- _EXERCISE INSTRUCTIONS_: Extract the data exactly, missing nothing.
+---+
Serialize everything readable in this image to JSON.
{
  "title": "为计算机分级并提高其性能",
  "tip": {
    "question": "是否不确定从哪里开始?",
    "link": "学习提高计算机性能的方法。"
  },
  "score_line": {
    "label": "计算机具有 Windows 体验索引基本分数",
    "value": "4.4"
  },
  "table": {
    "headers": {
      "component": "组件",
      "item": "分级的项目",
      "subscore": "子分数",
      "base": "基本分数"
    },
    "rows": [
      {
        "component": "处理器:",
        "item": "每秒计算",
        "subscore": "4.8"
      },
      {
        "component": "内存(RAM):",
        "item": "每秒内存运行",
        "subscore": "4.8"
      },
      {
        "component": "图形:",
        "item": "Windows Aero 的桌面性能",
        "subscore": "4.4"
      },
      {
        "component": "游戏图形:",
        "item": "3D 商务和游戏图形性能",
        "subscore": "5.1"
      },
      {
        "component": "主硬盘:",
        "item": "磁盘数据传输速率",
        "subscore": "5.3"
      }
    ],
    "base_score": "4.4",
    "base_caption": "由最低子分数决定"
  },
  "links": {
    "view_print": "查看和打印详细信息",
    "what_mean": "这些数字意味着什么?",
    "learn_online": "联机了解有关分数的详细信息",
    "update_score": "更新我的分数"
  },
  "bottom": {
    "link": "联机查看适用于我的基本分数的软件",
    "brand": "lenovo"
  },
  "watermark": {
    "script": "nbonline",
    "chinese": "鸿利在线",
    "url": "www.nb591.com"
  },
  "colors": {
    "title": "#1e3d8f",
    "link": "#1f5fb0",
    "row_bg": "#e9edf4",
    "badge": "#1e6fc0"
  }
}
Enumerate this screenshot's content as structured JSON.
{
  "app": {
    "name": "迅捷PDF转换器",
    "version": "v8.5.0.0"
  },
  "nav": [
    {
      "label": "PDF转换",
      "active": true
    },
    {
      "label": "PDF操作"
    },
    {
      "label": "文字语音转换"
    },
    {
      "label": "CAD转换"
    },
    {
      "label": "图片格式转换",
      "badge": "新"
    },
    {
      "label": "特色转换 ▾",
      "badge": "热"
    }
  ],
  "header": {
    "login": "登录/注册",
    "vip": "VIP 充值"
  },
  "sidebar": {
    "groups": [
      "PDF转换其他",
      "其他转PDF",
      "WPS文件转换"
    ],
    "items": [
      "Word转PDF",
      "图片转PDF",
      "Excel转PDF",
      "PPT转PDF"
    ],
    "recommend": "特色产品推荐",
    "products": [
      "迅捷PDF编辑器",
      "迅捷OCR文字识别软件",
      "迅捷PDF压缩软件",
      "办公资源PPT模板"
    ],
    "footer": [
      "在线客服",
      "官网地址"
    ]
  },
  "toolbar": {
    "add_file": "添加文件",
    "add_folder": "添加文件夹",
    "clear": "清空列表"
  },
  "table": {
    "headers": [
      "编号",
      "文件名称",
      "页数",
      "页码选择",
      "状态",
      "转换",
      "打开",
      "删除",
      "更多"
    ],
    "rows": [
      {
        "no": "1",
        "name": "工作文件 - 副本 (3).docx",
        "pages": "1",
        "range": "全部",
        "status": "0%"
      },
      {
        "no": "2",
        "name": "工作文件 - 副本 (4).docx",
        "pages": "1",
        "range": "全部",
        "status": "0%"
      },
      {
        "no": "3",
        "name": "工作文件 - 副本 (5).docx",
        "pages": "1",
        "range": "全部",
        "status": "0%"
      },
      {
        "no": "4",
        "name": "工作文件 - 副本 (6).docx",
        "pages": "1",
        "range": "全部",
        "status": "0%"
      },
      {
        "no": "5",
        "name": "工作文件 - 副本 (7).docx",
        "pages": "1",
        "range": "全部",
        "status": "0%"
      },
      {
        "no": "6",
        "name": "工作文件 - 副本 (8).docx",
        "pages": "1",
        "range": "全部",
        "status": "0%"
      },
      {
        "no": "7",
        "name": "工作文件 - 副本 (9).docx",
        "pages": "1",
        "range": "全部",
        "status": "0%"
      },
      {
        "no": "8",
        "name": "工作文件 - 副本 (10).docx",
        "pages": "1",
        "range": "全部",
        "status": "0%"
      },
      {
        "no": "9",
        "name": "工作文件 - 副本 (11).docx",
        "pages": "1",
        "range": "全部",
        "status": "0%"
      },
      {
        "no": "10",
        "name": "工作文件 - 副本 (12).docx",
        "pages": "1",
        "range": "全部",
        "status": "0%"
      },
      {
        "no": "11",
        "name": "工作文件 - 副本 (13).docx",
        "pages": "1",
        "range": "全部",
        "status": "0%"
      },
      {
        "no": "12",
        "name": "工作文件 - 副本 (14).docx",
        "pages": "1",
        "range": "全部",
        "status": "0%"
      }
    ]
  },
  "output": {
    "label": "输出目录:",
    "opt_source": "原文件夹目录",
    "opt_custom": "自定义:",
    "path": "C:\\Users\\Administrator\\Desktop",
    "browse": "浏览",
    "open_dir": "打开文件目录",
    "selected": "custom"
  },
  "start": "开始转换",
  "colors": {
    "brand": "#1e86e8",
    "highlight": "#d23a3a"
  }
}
+---+
- _COMPLETE ANSWER_:
Serialize everything readable in this image to JSON.
{
  "title": "为计算机分级并提高其性能",
  "tip": {
    "question": "是否不确定从哪里开始?",
    "link": "学习提高计算机性能的方法。"
  },
  "score_line": {
    "label": "计算机具有 Windows 体验索引基本分数",
    "value": "4.4"
  },
  "table": {
    "headers": {
      "component": "组件",
      "item": "分级的项目",
      "subscore": "子分数",
      "base": "基本分数"
    },
    "rows": [
      {
        "component": "处理器:",
        "item": "每秒计算",
        "subscore": "4.8"
      },
      {
        "component": "内存(RAM):",
        "item": "每秒内存运行",
        "subscore": "4.8"
      },
      {
        "component": "图形:",
        "item": "Windows Aero 的桌面性能",
        "subscore": "4.4"
      },
      {
        "component": "游戏图形:",
        "item": "3D 商务和游戏图形性能",
        "subscore": "5.1"
      },
      {
        "component": "主硬盘:",
        "item": "磁盘数据传输速率",
        "subscore": "5.3"
      }
    ],
    "base_score": "4.4",
    "base_caption": "由最低子分数决定"
  },
  "links": {
    "view_print": "查看和打印详细信息",
    "what_mean": "这些数字意味着什么?",
    "learn_online": "联机了解有关分数的详细信息",
    "update_score": "更新我的分数"
  },
  "bottom": {
    "link": "联机查看适用于我的基本分数的软件",
    "brand": "lenovo"
  },
  "watermark": {
    "script": "nbonline",
    "chinese": "鸿利在线",
    "url": "www.nb591.com"
  },
  "colors": {
    "title": "#1e3d8f",
    "link": "#1f5fb0",
    "row_bg": "#e9edf4",
    "badge": "#1e6fc0"
  }
}
Enumerate this screenshot's content as structured JSON.
{
  "app": {
    "name": "迅捷PDF转换器",
    "version": "v8.5.0.0"
  },
  "nav": [
    {
      "label": "PDF转换",
      "active": true
    },
    {
      "label": "PDF操作"
    },
    {
      "label": "文字语音转换"
    },
    {
      "label": "CAD转换"
    },
    {
      "label": "图片格式转换",
      "badge": "新"
    },
    {
      "label": "特色转换 ▾",
      "badge": "热"
    }
  ],
  "header": {
    "login": "登录/注册",
    "vip": "VIP 充值"
  },
  "sidebar": {
    "groups": [
      "PDF转换其他",
      "其他转PDF",
      "WPS文件转换"
    ],
    "items": [
      "Word转PDF",
      "图片转PDF",
      "Excel转PDF",
      "PPT转PDF"
    ],
    "recommend": "特色产品推荐",
    "products": [
      "迅捷PDF编辑器",
      "迅捷OCR文字识别软件",
      "迅捷PDF压缩软件",
      "办公资源PPT模板"
    ],
    "footer": [
      "在线客服",
      "官网地址"
    ]
  },
  "toolbar": {
    "add_file": "添加文件",
    "add_folder": "添加文件夹",
    "clear": "清空列表"
  },
  "table": {
    "headers": [
      "编号",
      "文件名称",
      "页数",
      "页码选择",
      "状态",
      "转换",
      "打开",
      "删除",
      "更多"
    ],
    "rows": [
      {
        "no": "1",
        "name": "工作文件 - 副本 (3).docx",
        "pages": "1",
        "range": "全部",
        "status": "0%"
      },
      {
        "no": "2",
        "name": "工作文件 - 副本 (4).docx",
        "pages": "1",
        "range": "全部",
        "status": "0%"
      },
      {
        "no": "3",
        "name": "工作文件 - 副本 (5).docx",
        "pages": "1",
        "range": "全部",
        "status": "0%"
      },
      {
        "no": "4",
        "name": "工作文件 - 副本 (6).docx",
        "pages": "1",
        "range": "全部",
        "status": "0%"
      },
      {
        "no": "5",
        "name": "工作文件 - 副本 (7).docx",
        "pages": "1",
        "range": "全部",
        "status": "0%"
      },
      {
        "no": "6",
        "name": "工作文件 - 副本 (8).docx",
        "pages": "1",
        "range": "全部",
        "status": "0%"
      },
      {
        "no": "7",
        "name": "工作文件 - 副本 (9).docx",
        "pages": "1",
        "range": "全部",
        "status": "0%"
      },
      {
        "no": "8",
        "name": "工作文件 - 副本 (10).docx",
        "pages": "1",
        "range": "全部",
        "status": "0%"
      },
      {
        "no": "9",
        "name": "工作文件 - 副本 (11).docx",
        "pages": "1",
        "range": "全部",
        "status": "0%"
      },
      {
        "no": "10",
        "name": "工作文件 - 副本 (12).docx",
        "pages": "1",
        "range": "全部",
        "status": "0%"
      },
      {
        "no": "11",
        "name": "工作文件 - 副本 (13).docx",
        "pages": "1",
        "range": "全部",
        "status": "0%"
      },
      {
        "no": "12",
        "name": "工作文件 - 副本 (14).docx",
        "pages": "1",
        "range": "全部",
        "status": "0%"
      }
    ]
  },
  "output": {
    "label": "输出目录:",
    "opt_source": "原文件夹目录",
    "opt_custom": "自定义:",
    "path": "C:\\Users\\Administrator\\Desktop",
    "browse": "浏览",
    "open_dir": "打开文件目录",
    "selected": "custom"
  },
  "start": "开始转换",
  "colors": {
    "brand": "#1e86e8",
    "highlight": "#d23a3a"
  }
}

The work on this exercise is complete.